Material shown:
┄┄┄┄┄┄┄┄┄┄┄┄┄┄┄┄┄┄┄┄

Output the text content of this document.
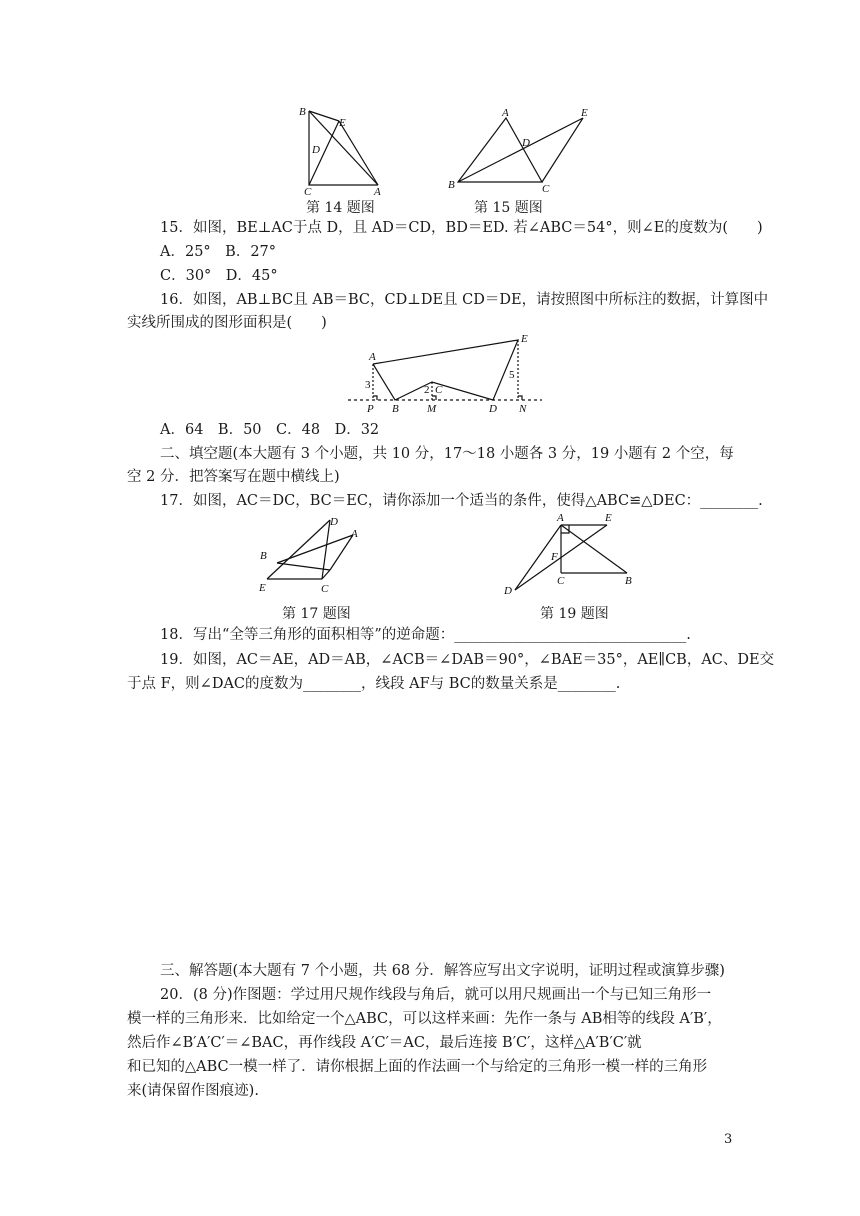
B
E
D
C	A
第 14 题图
A	E
D
B	C
第 15 题图
15．如图，BE⊥AC于点 D，且 AD＝CD，BD＝ED. 若∠ABC＝54°，则∠E的度数为(　　)
A．25°　B．27°
C．30°　D．45°
16．如图，AB⊥BC且 AB＝BC，CD⊥DE且 CD＝DE，请按照图中所标注的数据，计算图中
实线所围成的图形面积是(　　)
A
E
P B	M
C
D N
3	2
5
A．64　B．50　C．48　D．32
二、填空题(本大题有 3 个小题，共 10 分，17～18 小题各 3 分，19 小题有 2 个空，每
空 2 分．把答案写在题中横线上)
17．如图，AC＝DC，BC＝EC，请你添加一个适当的条件，使得△ABC≌△DEC：________.
B
A
E	C
D
第 17 题图
A	E
F
C	B
D
第 19 题图
18．写出“全等三角形的面积相等”的逆命题：________________________________.
19．如图，AC＝AE，AD＝AB，∠ACB＝∠DAB＝90°，∠BAE＝35°，AE∥CB，AC、DE交
于点 F，则∠DAC的度数为________，线段 AF与 BC的数量关系是________.
三、解答题(本大题有 7 个小题，共 68 分．解答应写出文字说明，证明过程或演算步骤)
20．(8 分)作图题：学过用尺规作线段与角后，就可以用尺规画出一个与已知三角形一
模一样的三角形来．比如给定一个△ABC，可以这样来画：先作一条与 AB相等的线段 A′B′，
然后作∠B′A′C′＝∠BAC，再作线段 A′C′＝AC，最后连接 B′C′，这样△A′B′C′就
和已知的△ABC一模一样了．请你根据上面的作法画一个与给定的三角形一模一样的三角形
来(请保留作图痕迹).
3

┄┄┄┄┄┄┄┄┄┄┄┄┄┄┄┄┄┄┄┄

Written exercise:
Restate the entire listing word for word, excluding pictures.

Result for this task:
Output the text content of this document.
B
E
D
C	A
第 14 题图
A	E
D
B	C
第 15 题图
15．如图，BE⊥AC于点 D，且 AD＝CD，BD＝ED. 若∠ABC＝54°，则∠E的度数为(　　)
A．25°　B．27°
C．30°　D．45°
16．如图，AB⊥BC且 AB＝BC，CD⊥DE且 CD＝DE，请按照图中所标注的数据，计算图中
实线所围成的图形面积是(　　)
A
E
P B	M
C
D N
3	2
5
A．64　B．50　C．48　D．32
二、填空题(本大题有 3 个小题，共 10 分，17～18 小题各 3 分，19 小题有 2 个空，每
空 2 分．把答案写在题中横线上)
17．如图，AC＝DC，BC＝EC，请你添加一个适当的条件，使得△ABC≌△DEC：________.
B
A
E	C
D
第 17 题图
A	E
F
C	B
D
第 19 题图
18．写出“全等三角形的面积相等”的逆命题：________________________________.
19．如图，AC＝AE，AD＝AB，∠ACB＝∠DAB＝90°，∠BAE＝35°，AE∥CB，AC、DE交
于点 F，则∠DAC的度数为________，线段 AF与 BC的数量关系是________.
三、解答题(本大题有 7 个小题，共 68 分．解答应写出文字说明，证明过程或演算步骤)
20．(8 分)作图题：学过用尺规作线段与角后，就可以用尺规画出一个与已知三角形一
模一样的三角形来．比如给定一个△ABC，可以这样来画：先作一条与 AB相等的线段 A′B′，
然后作∠B′A′C′＝∠BAC，再作线段 A′C′＝AC，最后连接 B′C′，这样△A′B′C′就
和已知的△ABC一模一样了．请你根据上面的作法画一个与给定的三角形一模一样的三角形
来(请保留作图痕迹).
3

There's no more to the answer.